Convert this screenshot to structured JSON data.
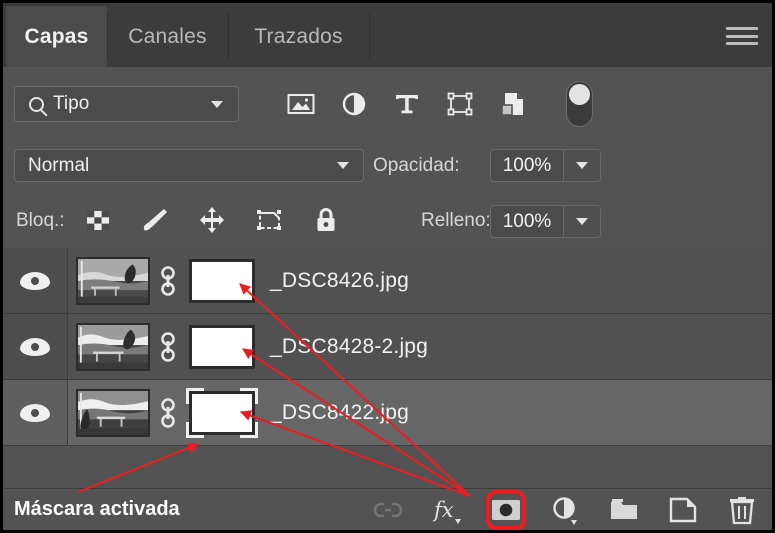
{
  "panel": {
    "tabs": [
      {
        "label": "Capas",
        "active": true
      },
      {
        "label": "Canales",
        "active": false
      },
      {
        "label": "Trazados",
        "active": false
      }
    ],
    "menu_icon": "hamburger-menu-icon"
  },
  "filter": {
    "search_icon": "search-icon",
    "type_label": "Tipo",
    "chevron_icon": "chevron-down-icon",
    "icons": [
      "pixel-layer-filter-icon",
      "adjustment-layer-filter-icon",
      "type-layer-filter-icon",
      "shape-layer-filter-icon",
      "smart-object-filter-icon"
    ],
    "toggle_icon": "filter-toggle-switch"
  },
  "blend": {
    "mode": "Normal",
    "mode_chevron_icon": "chevron-down-icon",
    "opacity_label": "Opacidad:",
    "opacity_value": "100%",
    "opacity_chevron_icon": "chevron-down-icon"
  },
  "lock": {
    "label": "Bloq.:",
    "icons": [
      "transparent-pixels-lock-icon",
      "image-pixels-lock-icon",
      "position-lock-icon",
      "artboard-nesting-lock-icon",
      "lock-all-icon"
    ],
    "fill_label": "Relleno:",
    "fill_value": "100%",
    "fill_chevron_icon": "chevron-down-icon"
  },
  "layers": [
    {
      "name": "_DSC8426.jpg",
      "visible": true,
      "selected": false,
      "mask_active": false,
      "visibility_icon": "eye-icon",
      "link_icon": "link-mask-icon",
      "thumbnail": "grayscale-landscape-thumbnail",
      "mask_thumbnail": "white-layer-mask-thumbnail"
    },
    {
      "name": "_DSC8428-2.jpg",
      "visible": true,
      "selected": false,
      "mask_active": false,
      "visibility_icon": "eye-icon",
      "link_icon": "link-mask-icon",
      "thumbnail": "grayscale-landscape-thumbnail",
      "mask_thumbnail": "white-layer-mask-thumbnail"
    },
    {
      "name": "_DSC8422.jpg",
      "visible": true,
      "selected": true,
      "mask_active": true,
      "visibility_icon": "eye-icon",
      "link_icon": "link-mask-icon",
      "thumbnail": "grayscale-landscape-thumbnail",
      "mask_thumbnail": "white-layer-mask-thumbnail"
    }
  ],
  "footer": {
    "annotation_text": "Máscara activada",
    "buttons": [
      {
        "name": "link-layers-button",
        "icon": "chain-link-icon",
        "disabled": true,
        "highlighted": false
      },
      {
        "name": "layer-style-button",
        "icon": "fx-icon",
        "disabled": false,
        "highlighted": false
      },
      {
        "name": "add-layer-mask-button",
        "icon": "layer-mask-icon",
        "disabled": false,
        "highlighted": true
      },
      {
        "name": "new-adjustment-layer-button",
        "icon": "half-circle-icon",
        "disabled": false,
        "highlighted": false
      },
      {
        "name": "new-group-button",
        "icon": "folder-icon",
        "disabled": false,
        "highlighted": false
      },
      {
        "name": "new-layer-button",
        "icon": "new-layer-icon",
        "disabled": false,
        "highlighted": false
      },
      {
        "name": "delete-layer-button",
        "icon": "trash-icon",
        "disabled": false,
        "highlighted": false
      }
    ]
  },
  "annotation": {
    "color": "#ee1c21",
    "arrow_count": 4
  }
}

◇ ◇ ◇

# Exercise details
Repeat each entry exactly. Pictures do not belong in the copy.

# Task result
Convert this screenshot to structured JSON data.
{
  "panel": {
    "tabs": [
      {
        "label": "Capas",
        "active": true
      },
      {
        "label": "Canales",
        "active": false
      },
      {
        "label": "Trazados",
        "active": false
      }
    ],
    "menu_icon": "hamburger-menu-icon"
  },
  "filter": {
    "search_icon": "search-icon",
    "type_label": "Tipo",
    "chevron_icon": "chevron-down-icon",
    "icons": [
      "pixel-layer-filter-icon",
      "adjustment-layer-filter-icon",
      "type-layer-filter-icon",
      "shape-layer-filter-icon",
      "smart-object-filter-icon"
    ],
    "toggle_icon": "filter-toggle-switch"
  },
  "blend": {
    "mode": "Normal",
    "mode_chevron_icon": "chevron-down-icon",
    "opacity_label": "Opacidad:",
    "opacity_value": "100%",
    "opacity_chevron_icon": "chevron-down-icon"
  },
  "lock": {
    "label": "Bloq.:",
    "icons": [
      "transparent-pixels-lock-icon",
      "image-pixels-lock-icon",
      "position-lock-icon",
      "artboard-nesting-lock-icon",
      "lock-all-icon"
    ],
    "fill_label": "Relleno:",
    "fill_value": "100%",
    "fill_chevron_icon": "chevron-down-icon"
  },
  "layers": [
    {
      "name": "_DSC8426.jpg",
      "visible": true,
      "selected": false,
      "mask_active": false,
      "visibility_icon": "eye-icon",
      "link_icon": "link-mask-icon",
      "thumbnail": "grayscale-landscape-thumbnail",
      "mask_thumbnail": "white-layer-mask-thumbnail"
    },
    {
      "name": "_DSC8428-2.jpg",
      "visible": true,
      "selected": false,
      "mask_active": false,
      "visibility_icon": "eye-icon",
      "link_icon": "link-mask-icon",
      "thumbnail": "grayscale-landscape-thumbnail",
      "mask_thumbnail": "white-layer-mask-thumbnail"
    },
    {
      "name": "_DSC8422.jpg",
      "visible": true,
      "selected": true,
      "mask_active": true,
      "visibility_icon": "eye-icon",
      "link_icon": "link-mask-icon",
      "thumbnail": "grayscale-landscape-thumbnail",
      "mask_thumbnail": "white-layer-mask-thumbnail"
    }
  ],
  "footer": {
    "annotation_text": "Máscara activada",
    "buttons": [
      {
        "name": "link-layers-button",
        "icon": "chain-link-icon",
        "disabled": true,
        "highlighted": false
      },
      {
        "name": "layer-style-button",
        "icon": "fx-icon",
        "disabled": false,
        "highlighted": false
      },
      {
        "name": "add-layer-mask-button",
        "icon": "layer-mask-icon",
        "disabled": false,
        "highlighted": true
      },
      {
        "name": "new-adjustment-layer-button",
        "icon": "half-circle-icon",
        "disabled": false,
        "highlighted": false
      },
      {
        "name": "new-group-button",
        "icon": "folder-icon",
        "disabled": false,
        "highlighted": false
      },
      {
        "name": "new-layer-button",
        "icon": "new-layer-icon",
        "disabled": false,
        "highlighted": false
      },
      {
        "name": "delete-layer-button",
        "icon": "trash-icon",
        "disabled": false,
        "highlighted": false
      }
    ]
  },
  "annotation": {
    "color": "#ee1c21",
    "arrow_count": 4
  }
}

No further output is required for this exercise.